● **GOAL OF THE EXERCISE**
Count every line where "Специальные" shows up, and give that number only.

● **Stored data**
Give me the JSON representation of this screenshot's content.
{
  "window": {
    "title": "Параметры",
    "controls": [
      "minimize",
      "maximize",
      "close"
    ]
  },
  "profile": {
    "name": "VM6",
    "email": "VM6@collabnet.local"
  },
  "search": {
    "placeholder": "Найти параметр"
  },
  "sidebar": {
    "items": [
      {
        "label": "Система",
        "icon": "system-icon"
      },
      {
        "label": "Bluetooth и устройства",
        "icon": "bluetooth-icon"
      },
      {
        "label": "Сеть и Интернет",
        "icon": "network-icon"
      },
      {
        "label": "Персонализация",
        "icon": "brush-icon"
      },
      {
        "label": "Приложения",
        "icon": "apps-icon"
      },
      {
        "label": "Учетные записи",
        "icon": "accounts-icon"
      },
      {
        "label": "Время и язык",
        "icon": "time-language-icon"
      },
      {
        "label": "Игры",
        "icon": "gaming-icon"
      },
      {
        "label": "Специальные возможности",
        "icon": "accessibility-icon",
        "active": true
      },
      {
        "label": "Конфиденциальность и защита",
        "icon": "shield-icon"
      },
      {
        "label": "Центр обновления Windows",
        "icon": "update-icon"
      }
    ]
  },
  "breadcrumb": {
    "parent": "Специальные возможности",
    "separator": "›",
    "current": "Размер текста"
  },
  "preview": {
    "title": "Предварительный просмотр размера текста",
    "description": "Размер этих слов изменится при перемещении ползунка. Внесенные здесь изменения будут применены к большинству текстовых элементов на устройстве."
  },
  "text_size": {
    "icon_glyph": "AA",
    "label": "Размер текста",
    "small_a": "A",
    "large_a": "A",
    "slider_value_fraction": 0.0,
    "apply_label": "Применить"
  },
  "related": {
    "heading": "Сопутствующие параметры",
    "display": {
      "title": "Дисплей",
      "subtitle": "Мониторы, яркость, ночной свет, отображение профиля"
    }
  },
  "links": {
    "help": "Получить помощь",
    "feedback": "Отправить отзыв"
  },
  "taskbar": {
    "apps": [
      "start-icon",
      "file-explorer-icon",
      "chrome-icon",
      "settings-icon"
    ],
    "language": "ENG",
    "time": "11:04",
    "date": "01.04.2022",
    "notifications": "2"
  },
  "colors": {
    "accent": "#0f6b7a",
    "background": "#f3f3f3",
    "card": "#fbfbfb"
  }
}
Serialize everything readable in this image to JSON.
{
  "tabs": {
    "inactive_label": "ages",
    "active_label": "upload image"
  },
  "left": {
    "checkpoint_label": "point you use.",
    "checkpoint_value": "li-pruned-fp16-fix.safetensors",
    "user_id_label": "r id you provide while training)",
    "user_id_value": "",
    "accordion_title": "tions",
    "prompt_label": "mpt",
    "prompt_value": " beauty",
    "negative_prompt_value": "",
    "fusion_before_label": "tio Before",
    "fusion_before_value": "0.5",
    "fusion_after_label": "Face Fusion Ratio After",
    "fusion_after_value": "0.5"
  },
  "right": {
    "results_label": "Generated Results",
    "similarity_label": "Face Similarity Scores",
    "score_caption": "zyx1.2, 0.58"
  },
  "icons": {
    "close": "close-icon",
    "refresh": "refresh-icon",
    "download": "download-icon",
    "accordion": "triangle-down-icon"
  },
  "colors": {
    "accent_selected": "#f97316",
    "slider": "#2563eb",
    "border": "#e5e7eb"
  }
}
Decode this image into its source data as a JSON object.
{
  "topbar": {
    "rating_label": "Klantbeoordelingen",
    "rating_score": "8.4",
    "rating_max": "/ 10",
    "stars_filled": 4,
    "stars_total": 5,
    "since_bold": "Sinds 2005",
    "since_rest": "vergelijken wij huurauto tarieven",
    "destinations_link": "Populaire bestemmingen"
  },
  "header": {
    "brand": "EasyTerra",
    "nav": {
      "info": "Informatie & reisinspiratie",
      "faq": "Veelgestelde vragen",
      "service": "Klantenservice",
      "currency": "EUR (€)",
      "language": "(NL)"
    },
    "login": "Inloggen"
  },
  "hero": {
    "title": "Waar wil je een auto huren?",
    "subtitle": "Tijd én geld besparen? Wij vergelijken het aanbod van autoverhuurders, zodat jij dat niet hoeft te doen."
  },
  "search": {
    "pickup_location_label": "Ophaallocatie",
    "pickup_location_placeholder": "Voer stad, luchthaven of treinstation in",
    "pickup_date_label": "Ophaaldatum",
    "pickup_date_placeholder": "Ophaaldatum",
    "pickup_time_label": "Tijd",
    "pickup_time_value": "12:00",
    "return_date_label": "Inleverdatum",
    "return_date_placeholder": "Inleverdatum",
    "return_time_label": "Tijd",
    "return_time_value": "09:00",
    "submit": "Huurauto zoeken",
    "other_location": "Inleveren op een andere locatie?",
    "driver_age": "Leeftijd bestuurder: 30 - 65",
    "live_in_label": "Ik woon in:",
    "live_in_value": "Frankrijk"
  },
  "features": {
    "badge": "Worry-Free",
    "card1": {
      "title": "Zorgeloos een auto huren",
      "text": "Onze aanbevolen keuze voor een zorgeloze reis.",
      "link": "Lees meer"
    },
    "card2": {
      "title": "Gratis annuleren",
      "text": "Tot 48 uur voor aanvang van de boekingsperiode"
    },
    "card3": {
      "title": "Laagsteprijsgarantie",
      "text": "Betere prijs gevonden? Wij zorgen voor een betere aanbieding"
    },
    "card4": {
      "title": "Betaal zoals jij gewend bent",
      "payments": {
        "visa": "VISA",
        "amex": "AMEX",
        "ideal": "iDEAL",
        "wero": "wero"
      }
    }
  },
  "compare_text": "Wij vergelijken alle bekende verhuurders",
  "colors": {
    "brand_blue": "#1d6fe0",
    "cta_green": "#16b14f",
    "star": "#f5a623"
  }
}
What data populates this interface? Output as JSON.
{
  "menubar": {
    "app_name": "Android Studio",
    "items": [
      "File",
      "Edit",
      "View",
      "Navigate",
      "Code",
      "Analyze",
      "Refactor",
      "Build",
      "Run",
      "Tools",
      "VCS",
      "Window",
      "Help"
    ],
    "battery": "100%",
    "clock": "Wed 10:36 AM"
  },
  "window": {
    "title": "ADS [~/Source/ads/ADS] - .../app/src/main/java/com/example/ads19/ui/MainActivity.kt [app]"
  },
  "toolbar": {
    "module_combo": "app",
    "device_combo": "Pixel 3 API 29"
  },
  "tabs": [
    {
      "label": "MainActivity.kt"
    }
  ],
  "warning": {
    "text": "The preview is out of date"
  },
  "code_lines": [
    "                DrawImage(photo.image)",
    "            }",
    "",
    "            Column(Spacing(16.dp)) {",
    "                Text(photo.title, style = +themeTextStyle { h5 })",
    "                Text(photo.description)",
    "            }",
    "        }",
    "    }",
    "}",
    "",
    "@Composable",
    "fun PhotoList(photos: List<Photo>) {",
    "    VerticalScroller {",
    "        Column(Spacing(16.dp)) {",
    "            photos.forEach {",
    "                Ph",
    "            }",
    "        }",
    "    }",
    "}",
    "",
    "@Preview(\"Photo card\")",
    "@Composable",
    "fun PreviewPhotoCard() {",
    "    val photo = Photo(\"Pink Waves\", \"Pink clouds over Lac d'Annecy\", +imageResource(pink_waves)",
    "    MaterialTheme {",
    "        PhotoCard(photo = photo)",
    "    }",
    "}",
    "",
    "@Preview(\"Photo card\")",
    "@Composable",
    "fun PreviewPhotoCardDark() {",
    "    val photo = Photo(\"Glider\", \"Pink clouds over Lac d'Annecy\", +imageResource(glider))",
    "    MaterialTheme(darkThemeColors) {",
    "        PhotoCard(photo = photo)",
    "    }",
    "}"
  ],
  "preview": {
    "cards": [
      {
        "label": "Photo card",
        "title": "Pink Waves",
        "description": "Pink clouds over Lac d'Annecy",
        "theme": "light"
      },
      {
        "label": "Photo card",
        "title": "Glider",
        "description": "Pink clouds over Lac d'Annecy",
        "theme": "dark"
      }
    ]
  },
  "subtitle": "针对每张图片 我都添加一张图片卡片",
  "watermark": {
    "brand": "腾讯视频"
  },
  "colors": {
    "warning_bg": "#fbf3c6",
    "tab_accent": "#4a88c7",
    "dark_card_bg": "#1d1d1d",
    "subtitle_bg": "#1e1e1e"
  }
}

● **RESPONSE TO THE EXERCISE**
2